---------- The records

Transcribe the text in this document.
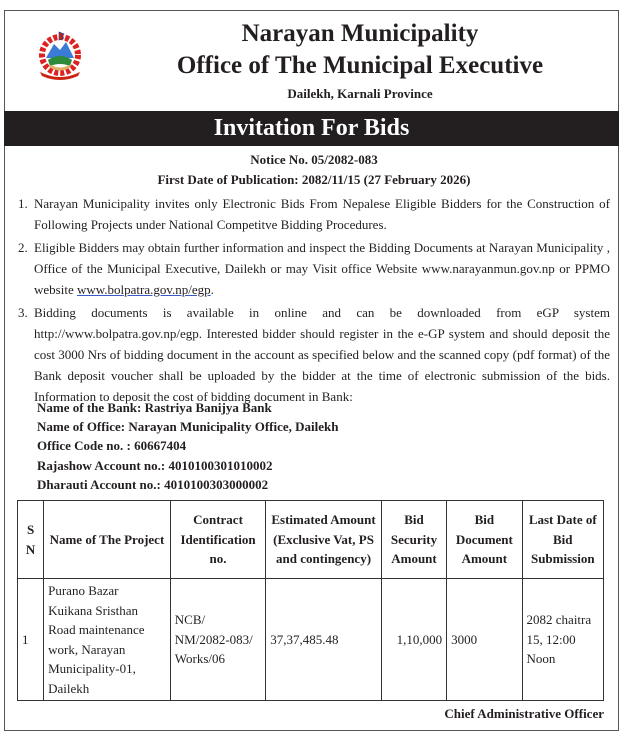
Narayan Municipality
Office of The Municipal Executive
Dailekh, Karnali Province
Invitation For Bids
Notice No. 05/2082-083
First Date of Publication: 2082/11/15 (27 February 2026)
1. Narayan Municipality invites only Electronic Bids From Nepalese Eligible Bidders for the Construction of Following Projects under National Competitve Bidding Procedures.
2. Eligible Bidders may obtain further information and inspect the Bidding Documents at Narayan Municipality , Office of the Municipal Executive, Dailekh or may Visit office Website www.narayanmun.gov.np or PPMO website www.bolpatra.gov.np/egp.
3. Bidding documents is available in online and can be downloaded from eGP system http://www.bolpatra.gov.np/egp. Interested bidder should register in the e-GP system and should deposit the cost 3000 Nrs of bidding document in the account as specified below and the scanned copy (pdf format) of the Bank deposit voucher shall be uploaded by the bidder at the time of electronic submission of the bids. Information to deposit the cost of bidding document in Bank:
Name of the Bank: Rastriya Banijya Bank
Name of Office: Narayan Municipality Office, Dailekh
Office Code no. : 60667404
Rajashow Account no.: 4010100301010002
Dharauti Account no.: 4010100303000002
S N	Name of The Project	Contract Identification no.	Estimated Amount (Exclusive Vat, PS and contingency)	Bid Security Amount	Bid Document Amount	Last Date of Bid Submission
1	Purano Bazar Kuikana Sristhan Road maintenance work, Narayan Municipality-01, Dailekh	NCB/ NM/2082-083/ Works/06	37,37,485.48	1,10,000	3000	2082 chaitra 15, 12:00 Noon
Chief Administrative Officer
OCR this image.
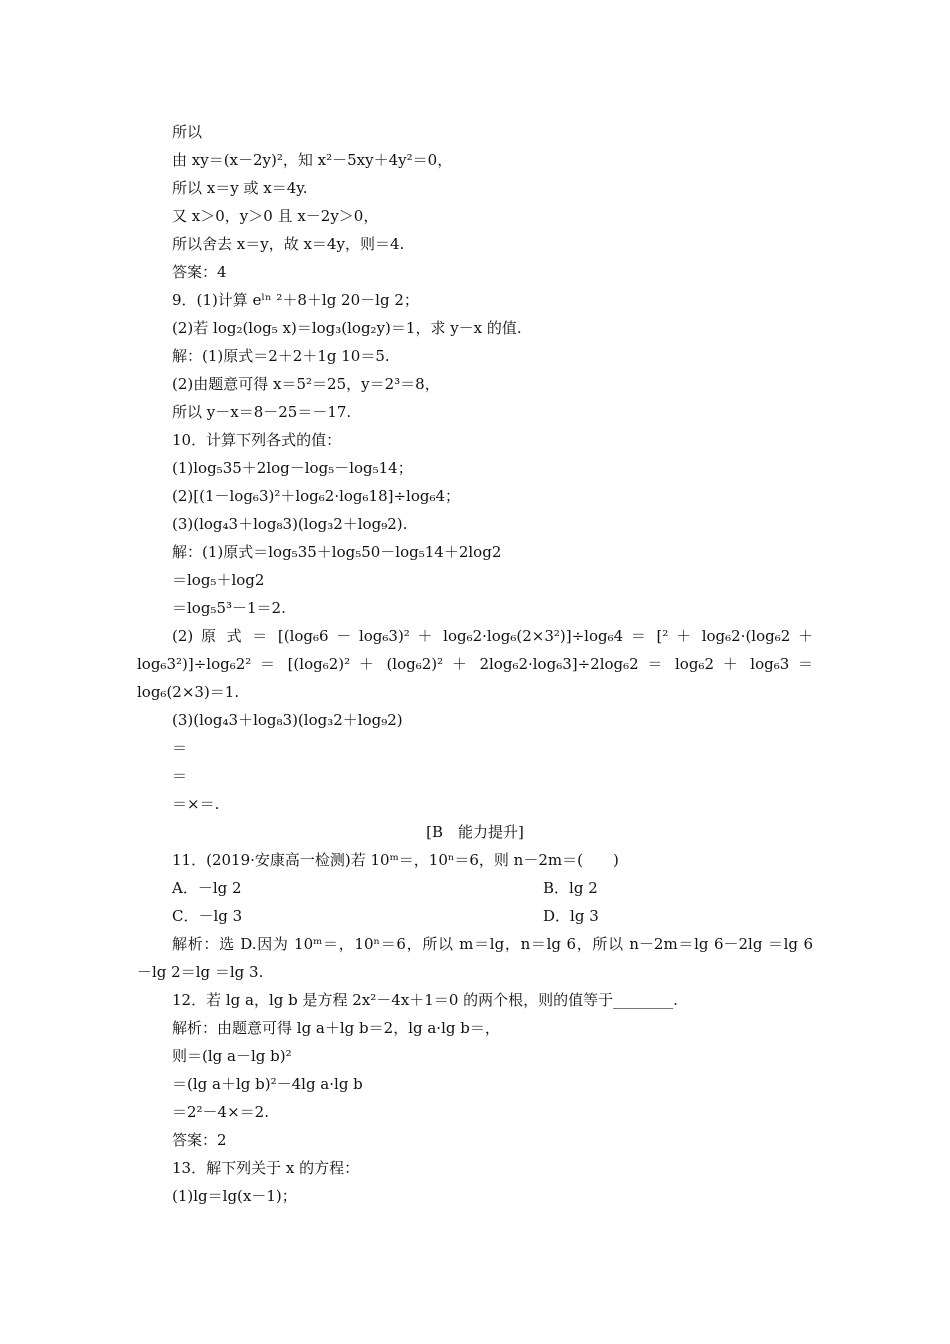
所以
由 xy＝(x－2y)²，知 x²－5xy＋4y²＝0，
所以 x＝y 或 x＝4y.
又 x＞0，y＞0 且 x－2y＞0，
所以舍去 x＝y，故 x＝4y，则＝4.
答案：4
9．(1)计算 eˡⁿ ²＋8＋lg 20－lg 2；
(2)若 log₂(log₅ x)＝log₃(log₂y)＝1，求 y－x 的值.
解：(1)原式＝2＋2＋1g 10＝5.
(2)由题意可得 x＝5²＝25，y＝2³＝8，
所以 y－x＝8－25＝－17.
10．计算下列各式的值：
(1)log₅35＋2log－log₅－log₅14；
(2)[(1－log₆3)²＋log₆2·log₆18]÷log₆4；
(3)(log₄3＋log₈3)(log₃2＋log₉2).
解：(1)原式＝log₅35＋log₅50－log₅14＋2log2
＝log₅＋log2
＝log₅5³－1＝2.
(2) 原 式 ＝ [(log₆6 － log₆3)² ＋ log₆2·log₆(2×3²)]÷log₆4 ＝ [² ＋ log₆2·(log₆2 ＋
log₆3²)]÷log₆2² ＝ [(log₆2)² ＋ (log₆2)² ＋ 2log₆2·log₆3]÷2log₆2 ＝ log₆2 ＋ log₆3 ＝
log₆(2×3)＝1.
(3)(log₄3＋log₈3)(log₃2＋log₉2)
＝
＝
＝×＝.
[B　能力提升]
11．(2019·安康高一检测)若 10ᵐ＝，10ⁿ＝6，则 n－2m＝(　　)
A．－lg 2	B．lg 2
C．－lg 3	D．lg 3
解析：选 D.因为 10ᵐ＝，10ⁿ＝6，所以 m＝lg，n＝lg 6，所以 n－2m＝lg 6－2lg ＝lg 6
－lg 2＝lg ＝lg 3.
12．若 lg a，lg b 是方程 2x²－4x＋1＝0 的两个根，则的值等于________.
解析：由题意可得 lg a＋lg b＝2，lg a·lg b＝，
则＝(lg a－lg b)²
＝(lg a＋lg b)²－4lg a·lg b
＝2²－4×＝2.
答案：2
13．解下列关于 x 的方程：
(1)lg＝lg(x－1)；
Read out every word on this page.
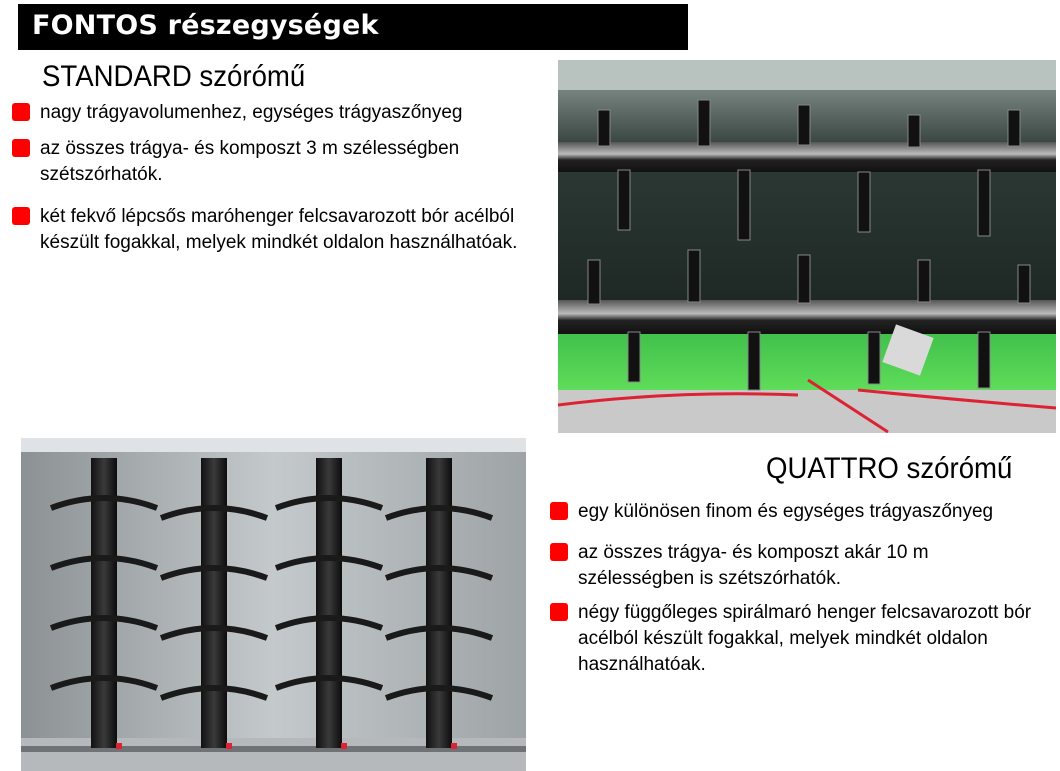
FONTOS részegységek
STANDARD szórómű
nagy trágyavolumenhez, egységes trágyaszőnyeg
az összes trágya- és komposzt 3 m szélességben szétszórhatók.
két fekvő lépcsős maróhenger felcsavarozott bór acélból készült fogakkal, melyek mindkét oldalon használhatóak.
QUATTRO szórómű
egy különösen finom és egységes trágyaszőnyeg
az összes trágya- és komposzt akár 10 m szélességben is szétszórhatók.
négy függőleges spirálmaró henger felcsavarozott bór acélból készült fogakkal, melyek mindkét oldalon használhatóak.
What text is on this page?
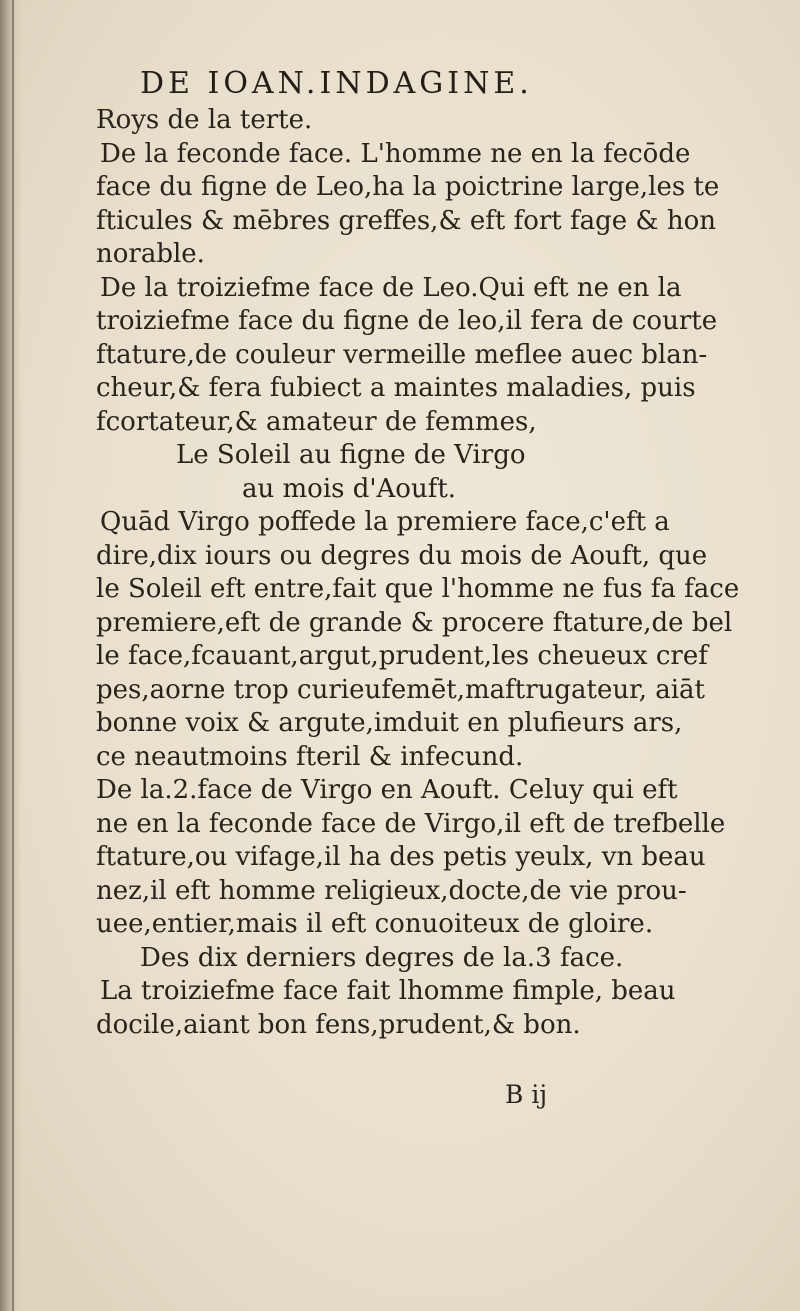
DE IOAN.INDAGINE.
Roys de la terte.
De la feconde face. L'homme ne en la fecōde
face du figne de Leo,ha la poictrine large,les te
fticules & mēbres greffes,& eft fort fage & hon
norable.
De la troiziefme face de Leo.Qui eft ne en la
troiziefme face du figne de leo,il fera de courte
ftature,de couleur vermeille meflee auec blan-
cheur,& fera fubiect a maintes maladies, puis
fcortateur,& amateur de femmes,
Le Soleil au figne de Virgo
au mois d'Aouft.
Quād Virgo poffede la premiere face,c'eft a
dire,dix iours ou degres du mois de Aouft, que
le Soleil eft entre,fait que l'homme ne fus fa face
premiere,eft de grande & procere ftature,de bel
le face,fcauant,argut,prudent,les cheueux cref
pes,aorne trop curieufemēt,maftrugateur, aiāt
bonne voix & argute,imduit en plufieurs ars,
ce neautmoins fteril & infecund.
De la.2.face de Virgo en Aouft. Celuy qui eft
ne en la feconde face de Virgo,il eft de trefbelle
ftature,ou vifage,il ha des petis yeulx, vn beau
nez,il eft homme religieux,docte,de vie prou-
uee,entier,mais il eft conuoiteux de gloire.
Des dix derniers degres de la.3 face.
La troiziefme face fait lhomme fimple, beau
docile,aiant bon fens,prudent,& bon.
B ij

--------------------

Looking at the material above, count the lines that hold "troiziefme" and give the total alone.

3